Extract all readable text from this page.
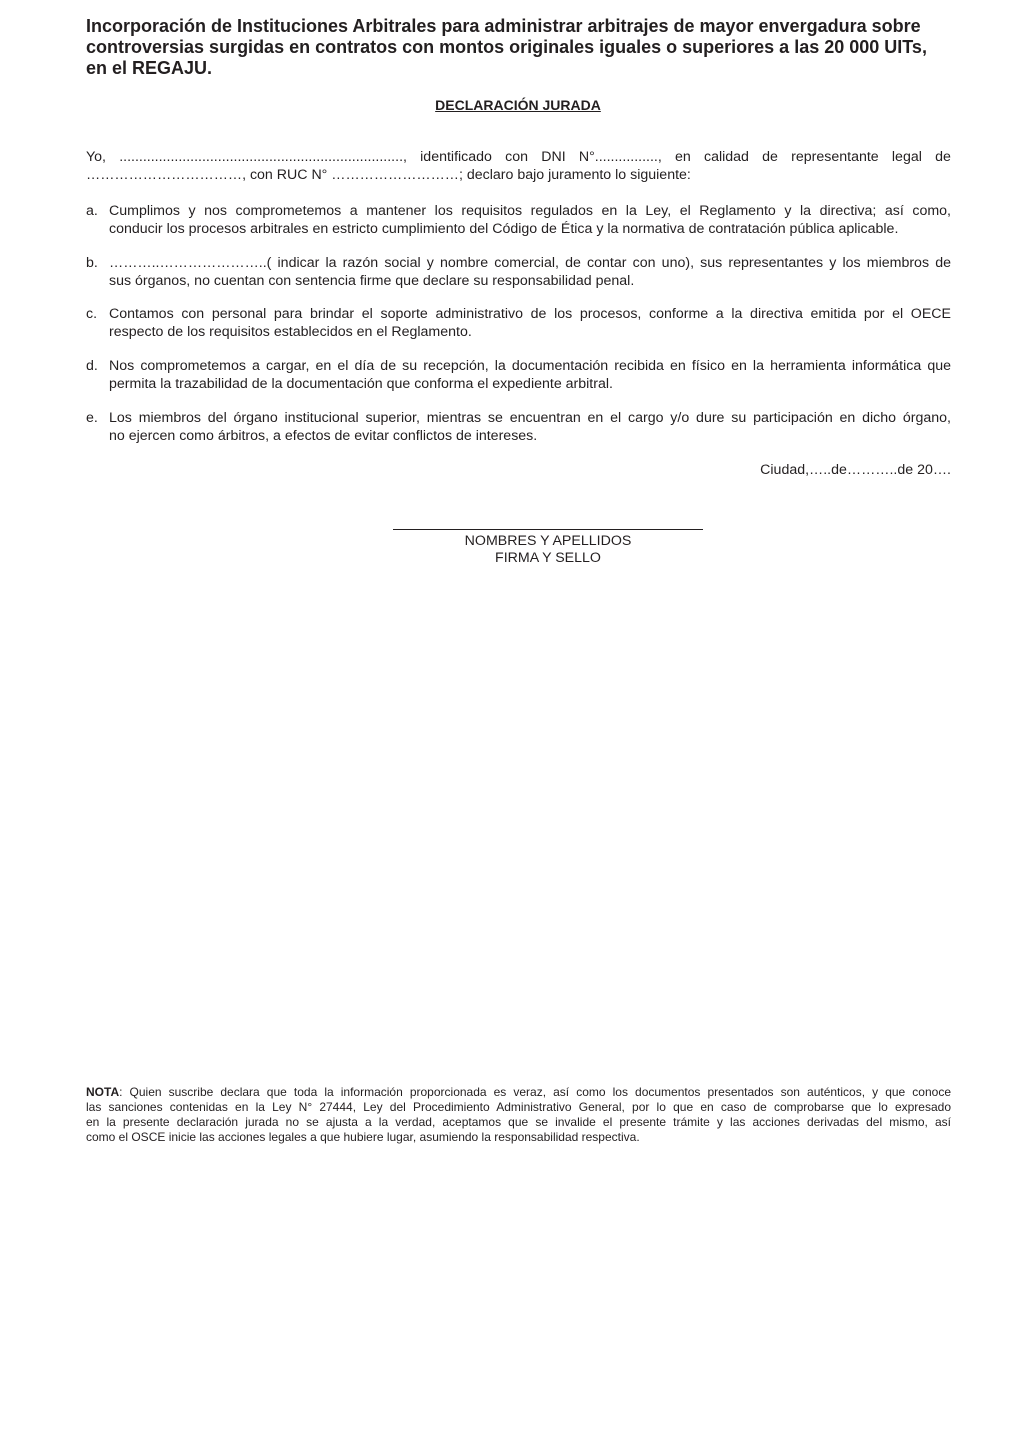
Incorporación de Instituciones Arbitrales para administrar arbitrajes de mayor envergadura sobre
controversias surgidas en contratos con montos originales iguales o superiores a las 20 000 UITs,
en el REGAJU.
DECLARACIÓN JURADA
Yo, ........................................................................, identificado con DNI N°................, en calidad de representante legal de
……………………………, con RUC N° ………………………; declaro bajo juramento lo siguiente:
a. Cumplimos y nos comprometemos a mantener los requisitos regulados en la Ley, el Reglamento y la directiva; así como,
conducir los procesos arbitrales en estricto cumplimiento del Código de Ética y la normativa de contratación pública aplicable.
b. ………..…………………..( indicar la razón social y nombre comercial, de contar con uno), sus representantes y los miembros de
sus órganos, no cuentan con sentencia firme que declare su responsabilidad penal.
c. Contamos con personal para brindar el soporte administrativo de los procesos, conforme a la directiva emitida por el OECE
respecto de los requisitos establecidos en el Reglamento.
d. Nos comprometemos a cargar, en el día de su recepción, la documentación recibida en físico en la herramienta informática que
permita la trazabilidad de la documentación que conforma el expediente arbitral.
e. Los miembros del órgano institucional superior, mientras se encuentran en el cargo y/o dure su participación en dicho órgano,
no ejercen como árbitros, a efectos de evitar conflictos de intereses.
Ciudad,…..de………..de 20….
NOMBRES Y APELLIDOS
FIRMA Y SELLO
NOTA: Quien suscribe declara que toda la información proporcionada es veraz, así como los documentos presentados son auténticos, y que conoce
las sanciones contenidas en la Ley N° 27444, Ley del Procedimiento Administrativo General, por lo que en caso de comprobarse que lo expresado
en la presente declaración jurada no se ajusta a la verdad, aceptamos que se invalide el presente trámite y las acciones derivadas del mismo, así
como el OSCE inicie las acciones legales a que hubiere lugar, asumiendo la responsabilidad respectiva.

-------------------------

▶ **Short task**
Restate the data above word for word. Skip every picture.

▶ **Solution to the problem**
Extract all readable text from this page.
Incorporación de Instituciones Arbitrales para administrar arbitrajes de mayor envergadura sobre
controversias surgidas en contratos con montos originales iguales o superiores a las 20 000 UITs,
en el REGAJU.
DECLARACIÓN JURADA
Yo, ........................................................................, identificado con DNI N°................, en calidad de representante legal de
……………………………, con RUC N° ………………………; declaro bajo juramento lo siguiente:
a. Cumplimos y nos comprometemos a mantener los requisitos regulados en la Ley, el Reglamento y la directiva; así como,
conducir los procesos arbitrales en estricto cumplimiento del Código de Ética y la normativa de contratación pública aplicable.
b. ………..…………………..( indicar la razón social y nombre comercial, de contar con uno), sus representantes y los miembros de
sus órganos, no cuentan con sentencia firme que declare su responsabilidad penal.
c. Contamos con personal para brindar el soporte administrativo de los procesos, conforme a la directiva emitida por el OECE
respecto de los requisitos establecidos en el Reglamento.
d. Nos comprometemos a cargar, en el día de su recepción, la documentación recibida en físico en la herramienta informática que
permita la trazabilidad de la documentación que conforma el expediente arbitral.
e. Los miembros del órgano institucional superior, mientras se encuentran en el cargo y/o dure su participación en dicho órgano,
no ejercen como árbitros, a efectos de evitar conflictos de intereses.
Ciudad,…..de………..de 20….
NOMBRES Y APELLIDOS
FIRMA Y SELLO
NOTA: Quien suscribe declara que toda la información proporcionada es veraz, así como los documentos presentados son auténticos, y que conoce
las sanciones contenidas en la Ley N° 27444, Ley del Procedimiento Administrativo General, por lo que en caso de comprobarse que lo expresado
en la presente declaración jurada no se ajusta a la verdad, aceptamos que se invalide el presente trámite y las acciones derivadas del mismo, así
como el OSCE inicie las acciones legales a que hubiere lugar, asumiendo la responsabilidad respectiva.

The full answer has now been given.